### Directions
Every record below should be printed exactly as given.

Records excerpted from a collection
--------

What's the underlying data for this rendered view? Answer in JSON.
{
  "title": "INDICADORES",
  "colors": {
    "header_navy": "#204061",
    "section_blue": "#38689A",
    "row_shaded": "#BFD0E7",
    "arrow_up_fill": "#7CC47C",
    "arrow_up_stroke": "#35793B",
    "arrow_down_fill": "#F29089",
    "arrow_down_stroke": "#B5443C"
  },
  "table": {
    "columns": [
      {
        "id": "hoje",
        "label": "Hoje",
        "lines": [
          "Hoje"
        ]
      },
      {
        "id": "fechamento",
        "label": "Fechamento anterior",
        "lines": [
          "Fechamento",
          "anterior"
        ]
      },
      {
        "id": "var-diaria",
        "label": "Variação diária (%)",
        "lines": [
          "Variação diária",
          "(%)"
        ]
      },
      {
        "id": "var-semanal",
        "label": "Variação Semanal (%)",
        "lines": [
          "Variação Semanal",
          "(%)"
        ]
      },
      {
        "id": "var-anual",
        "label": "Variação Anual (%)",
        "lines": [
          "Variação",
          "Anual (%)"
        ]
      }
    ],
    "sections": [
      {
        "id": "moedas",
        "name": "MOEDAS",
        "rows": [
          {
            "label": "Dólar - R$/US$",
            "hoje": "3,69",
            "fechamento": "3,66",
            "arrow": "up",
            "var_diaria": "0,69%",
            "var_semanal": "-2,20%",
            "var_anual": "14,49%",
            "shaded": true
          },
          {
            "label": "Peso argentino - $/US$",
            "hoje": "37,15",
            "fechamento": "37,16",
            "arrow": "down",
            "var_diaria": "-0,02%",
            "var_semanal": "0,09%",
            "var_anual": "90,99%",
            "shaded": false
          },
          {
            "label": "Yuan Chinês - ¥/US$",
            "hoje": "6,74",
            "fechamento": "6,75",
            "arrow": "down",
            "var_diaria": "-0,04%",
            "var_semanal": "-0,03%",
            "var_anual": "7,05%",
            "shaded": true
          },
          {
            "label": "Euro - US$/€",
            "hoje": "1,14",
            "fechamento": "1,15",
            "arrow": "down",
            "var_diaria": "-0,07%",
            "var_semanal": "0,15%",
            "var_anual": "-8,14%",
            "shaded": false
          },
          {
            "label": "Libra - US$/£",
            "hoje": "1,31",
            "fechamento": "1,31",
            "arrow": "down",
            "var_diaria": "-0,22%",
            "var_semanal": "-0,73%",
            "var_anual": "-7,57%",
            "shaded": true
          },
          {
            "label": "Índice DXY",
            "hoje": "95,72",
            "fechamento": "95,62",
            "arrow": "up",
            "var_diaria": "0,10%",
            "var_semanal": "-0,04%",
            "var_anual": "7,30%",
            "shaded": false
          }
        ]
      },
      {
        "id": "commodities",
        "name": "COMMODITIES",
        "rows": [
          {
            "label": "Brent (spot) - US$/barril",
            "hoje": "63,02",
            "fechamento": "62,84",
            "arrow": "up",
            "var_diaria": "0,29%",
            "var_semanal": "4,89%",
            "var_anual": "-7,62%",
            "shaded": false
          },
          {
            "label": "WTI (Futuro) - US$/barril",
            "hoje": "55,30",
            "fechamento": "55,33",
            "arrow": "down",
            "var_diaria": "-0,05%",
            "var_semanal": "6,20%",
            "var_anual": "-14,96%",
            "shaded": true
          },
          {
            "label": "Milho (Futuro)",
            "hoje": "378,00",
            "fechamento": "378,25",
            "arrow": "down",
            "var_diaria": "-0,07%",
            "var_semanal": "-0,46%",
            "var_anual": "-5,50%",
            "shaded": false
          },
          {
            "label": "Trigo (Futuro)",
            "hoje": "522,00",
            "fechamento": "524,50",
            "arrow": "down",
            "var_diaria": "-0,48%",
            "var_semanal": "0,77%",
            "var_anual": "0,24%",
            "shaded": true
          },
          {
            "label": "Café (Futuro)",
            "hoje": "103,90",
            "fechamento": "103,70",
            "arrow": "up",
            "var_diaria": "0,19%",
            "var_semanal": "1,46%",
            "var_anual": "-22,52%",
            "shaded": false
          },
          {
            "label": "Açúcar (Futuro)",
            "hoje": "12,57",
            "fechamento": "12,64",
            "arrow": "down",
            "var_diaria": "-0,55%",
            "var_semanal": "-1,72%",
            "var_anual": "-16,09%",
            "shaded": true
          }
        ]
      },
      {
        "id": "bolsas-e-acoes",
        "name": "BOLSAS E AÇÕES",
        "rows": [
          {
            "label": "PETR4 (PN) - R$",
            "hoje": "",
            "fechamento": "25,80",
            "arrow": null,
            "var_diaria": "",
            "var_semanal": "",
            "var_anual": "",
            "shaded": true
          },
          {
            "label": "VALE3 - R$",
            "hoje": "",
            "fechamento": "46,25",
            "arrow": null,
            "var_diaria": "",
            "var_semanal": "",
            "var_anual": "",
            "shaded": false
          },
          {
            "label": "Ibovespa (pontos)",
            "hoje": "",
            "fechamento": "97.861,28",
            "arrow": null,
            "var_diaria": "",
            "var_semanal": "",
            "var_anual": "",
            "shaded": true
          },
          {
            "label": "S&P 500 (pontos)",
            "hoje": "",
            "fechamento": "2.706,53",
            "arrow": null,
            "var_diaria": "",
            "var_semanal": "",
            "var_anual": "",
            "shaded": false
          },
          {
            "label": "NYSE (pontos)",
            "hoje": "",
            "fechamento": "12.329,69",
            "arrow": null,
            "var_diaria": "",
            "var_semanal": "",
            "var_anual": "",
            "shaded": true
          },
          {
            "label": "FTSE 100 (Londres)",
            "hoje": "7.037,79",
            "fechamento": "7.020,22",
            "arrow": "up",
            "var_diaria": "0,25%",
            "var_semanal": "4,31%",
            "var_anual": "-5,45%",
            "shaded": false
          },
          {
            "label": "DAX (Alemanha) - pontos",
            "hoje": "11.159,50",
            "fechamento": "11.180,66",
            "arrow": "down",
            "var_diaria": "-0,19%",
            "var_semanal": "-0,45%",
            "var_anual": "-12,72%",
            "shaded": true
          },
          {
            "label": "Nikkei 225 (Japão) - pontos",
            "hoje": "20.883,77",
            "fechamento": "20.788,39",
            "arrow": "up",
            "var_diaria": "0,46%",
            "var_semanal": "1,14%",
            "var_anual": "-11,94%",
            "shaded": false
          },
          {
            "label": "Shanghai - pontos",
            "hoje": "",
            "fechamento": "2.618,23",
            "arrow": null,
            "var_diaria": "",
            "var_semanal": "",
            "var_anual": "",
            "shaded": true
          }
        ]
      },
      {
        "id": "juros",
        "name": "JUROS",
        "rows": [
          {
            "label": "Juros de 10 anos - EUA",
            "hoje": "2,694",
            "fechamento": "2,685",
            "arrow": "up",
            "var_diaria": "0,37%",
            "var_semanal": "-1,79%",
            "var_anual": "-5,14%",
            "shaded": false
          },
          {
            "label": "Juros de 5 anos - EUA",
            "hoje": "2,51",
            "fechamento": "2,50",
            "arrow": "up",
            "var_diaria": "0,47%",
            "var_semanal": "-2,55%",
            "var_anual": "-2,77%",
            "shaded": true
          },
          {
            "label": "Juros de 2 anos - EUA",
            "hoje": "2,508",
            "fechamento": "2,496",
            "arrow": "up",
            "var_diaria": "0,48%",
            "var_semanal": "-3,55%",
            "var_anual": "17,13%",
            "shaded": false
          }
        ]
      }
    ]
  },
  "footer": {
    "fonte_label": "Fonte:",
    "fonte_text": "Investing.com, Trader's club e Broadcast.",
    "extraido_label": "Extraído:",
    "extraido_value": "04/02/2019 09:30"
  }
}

--------

### Task response
What's the underlying data for this rendered view? Answer in JSON.
{
  "title": "INDICADORES",
  "colors": {
    "header_navy": "#204061",
    "section_blue": "#38689A",
    "row_shaded": "#BFD0E7",
    "arrow_up_fill": "#7CC47C",
    "arrow_up_stroke": "#35793B",
    "arrow_down_fill": "#F29089",
    "arrow_down_stroke": "#B5443C"
  },
  "table": {
    "columns": [
      {
        "id": "hoje",
        "label": "Hoje",
        "lines": [
          "Hoje"
        ]
      },
      {
        "id": "fechamento",
        "label": "Fechamento anterior",
        "lines": [
          "Fechamento",
          "anterior"
        ]
      },
      {
        "id": "var-diaria",
        "label": "Variação diária (%)",
        "lines": [
          "Variação diária",
          "(%)"
        ]
      },
      {
        "id": "var-semanal",
        "label": "Variação Semanal (%)",
        "lines": [
          "Variação Semanal",
          "(%)"
        ]
      },
      {
        "id": "var-anual",
        "label": "Variação Anual (%)",
        "lines": [
          "Variação",
          "Anual (%)"
        ]
      }
    ],
    "sections": [
      {
        "id": "moedas",
        "name": "MOEDAS",
        "rows": [
          {
            "label": "Dólar - R$/US$",
            "hoje": "3,69",
            "fechamento": "3,66",
            "arrow": "up",
            "var_diaria": "0,69%",
            "var_semanal": "-2,20%",
            "var_anual": "14,49%",
            "shaded": true
          },
          {
            "label": "Peso argentino - $/US$",
            "hoje": "37,15",
            "fechamento": "37,16",
            "arrow": "down",
            "var_diaria": "-0,02%",
            "var_semanal": "0,09%",
            "var_anual": "90,99%",
            "shaded": false
          },
          {
            "label": "Yuan Chinês - ¥/US$",
            "hoje": "6,74",
            "fechamento": "6,75",
            "arrow": "down",
            "var_diaria": "-0,04%",
            "var_semanal": "-0,03%",
            "var_anual": "7,05%",
            "shaded": true
          },
          {
            "label": "Euro - US$/€",
            "hoje": "1,14",
            "fechamento": "1,15",
            "arrow": "down",
            "var_diaria": "-0,07%",
            "var_semanal": "0,15%",
            "var_anual": "-8,14%",
            "shaded": false
          },
          {
            "label": "Libra - US$/£",
            "hoje": "1,31",
            "fechamento": "1,31",
            "arrow": "down",
            "var_diaria": "-0,22%",
            "var_semanal": "-0,73%",
            "var_anual": "-7,57%",
            "shaded": true
          },
          {
            "label": "Índice DXY",
            "hoje": "95,72",
            "fechamento": "95,62",
            "arrow": "up",
            "var_diaria": "0,10%",
            "var_semanal": "-0,04%",
            "var_anual": "7,30%",
            "shaded": false
          }
        ]
      },
      {
        "id": "commodities",
        "name": "COMMODITIES",
        "rows": [
          {
            "label": "Brent (spot) - US$/barril",
            "hoje": "63,02",
            "fechamento": "62,84",
            "arrow": "up",
            "var_diaria": "0,29%",
            "var_semanal": "4,89%",
            "var_anual": "-7,62%",
            "shaded": false
          },
          {
            "label": "WTI (Futuro) - US$/barril",
            "hoje": "55,30",
            "fechamento": "55,33",
            "arrow": "down",
            "var_diaria": "-0,05%",
            "var_semanal": "6,20%",
            "var_anual": "-14,96%",
            "shaded": true
          },
          {
            "label": "Milho (Futuro)",
            "hoje": "378,00",
            "fechamento": "378,25",
            "arrow": "down",
            "var_diaria": "-0,07%",
            "var_semanal": "-0,46%",
            "var_anual": "-5,50%",
            "shaded": false
          },
          {
            "label": "Trigo (Futuro)",
            "hoje": "522,00",
            "fechamento": "524,50",
            "arrow": "down",
            "var_diaria": "-0,48%",
            "var_semanal": "0,77%",
            "var_anual": "0,24%",
            "shaded": true
          },
          {
            "label": "Café (Futuro)",
            "hoje": "103,90",
            "fechamento": "103,70",
            "arrow": "up",
            "var_diaria": "0,19%",
            "var_semanal": "1,46%",
            "var_anual": "-22,52%",
            "shaded": false
          },
          {
            "label": "Açúcar (Futuro)",
            "hoje": "12,57",
            "fechamento": "12,64",
            "arrow": "down",
            "var_diaria": "-0,55%",
            "var_semanal": "-1,72%",
            "var_anual": "-16,09%",
            "shaded": true
          }
        ]
      },
      {
        "id": "bolsas-e-acoes",
        "name": "BOLSAS E AÇÕES",
        "rows": [
          {
            "label": "PETR4 (PN) - R$",
            "hoje": "",
            "fechamento": "25,80",
            "arrow": null,
            "var_diaria": "",
            "var_semanal": "",
            "var_anual": "",
            "shaded": true
          },
          {
            "label": "VALE3 - R$",
            "hoje": "",
            "fechamento": "46,25",
            "arrow": null,
            "var_diaria": "",
            "var_semanal": "",
            "var_anual": "",
            "shaded": false
          },
          {
            "label": "Ibovespa (pontos)",
            "hoje": "",
            "fechamento": "97.861,28",
            "arrow": null,
            "var_diaria": "",
            "var_semanal": "",
            "var_anual": "",
            "shaded": true
          },
          {
            "label": "S&P 500 (pontos)",
            "hoje": "",
            "fechamento": "2.706,53",
            "arrow": null,
            "var_diaria": "",
            "var_semanal": "",
            "var_anual": "",
            "shaded": false
          },
          {
            "label": "NYSE (pontos)",
            "hoje": "",
            "fechamento": "12.329,69",
            "arrow": null,
            "var_diaria": "",
            "var_semanal": "",
            "var_anual": "",
            "shaded": true
          },
          {
            "label": "FTSE 100 (Londres)",
            "hoje": "7.037,79",
            "fechamento": "7.020,22",
            "arrow": "up",
            "var_diaria": "0,25%",
            "var_semanal": "4,31%",
            "var_anual": "-5,45%",
            "shaded": false
          },
          {
            "label": "DAX (Alemanha) - pontos",
            "hoje": "11.159,50",
            "fechamento": "11.180,66",
            "arrow": "down",
            "var_diaria": "-0,19%",
            "var_semanal": "-0,45%",
            "var_anual": "-12,72%",
            "shaded": true
          },
          {
            "label": "Nikkei 225 (Japão) - pontos",
            "hoje": "20.883,77",
            "fechamento": "20.788,39",
            "arrow": "up",
            "var_diaria": "0,46%",
            "var_semanal": "1,14%",
            "var_anual": "-11,94%",
            "shaded": false
          },
          {
            "label": "Shanghai - pontos",
            "hoje": "",
            "fechamento": "2.618,23",
            "arrow": null,
            "var_diaria": "",
            "var_semanal": "",
            "var_anual": "",
            "shaded": true
          }
        ]
      },
      {
        "id": "juros",
        "name": "JUROS",
        "rows": [
          {
            "label": "Juros de 10 anos - EUA",
            "hoje": "2,694",
            "fechamento": "2,685",
            "arrow": "up",
            "var_diaria": "0,37%",
            "var_semanal": "-1,79%",
            "var_anual": "-5,14%",
            "shaded": false
          },
          {
            "label": "Juros de 5 anos - EUA",
            "hoje": "2,51",
            "fechamento": "2,50",
            "arrow": "up",
            "var_diaria": "0,47%",
            "var_semanal": "-2,55%",
            "var_anual": "-2,77%",
            "shaded": true
          },
          {
            "label": "Juros de 2 anos - EUA",
            "hoje": "2,508",
            "fechamento": "2,496",
            "arrow": "up",
            "var_diaria": "0,48%",
            "var_semanal": "-3,55%",
            "var_anual": "17,13%",
            "shaded": false
          }
        ]
      }
    ]
  },
  "footer": {
    "fonte_label": "Fonte:",
    "fonte_text": "Investing.com, Trader's club e Broadcast.",
    "extraido_label": "Extraído:",
    "extraido_value": "04/02/2019 09:30"
  }
}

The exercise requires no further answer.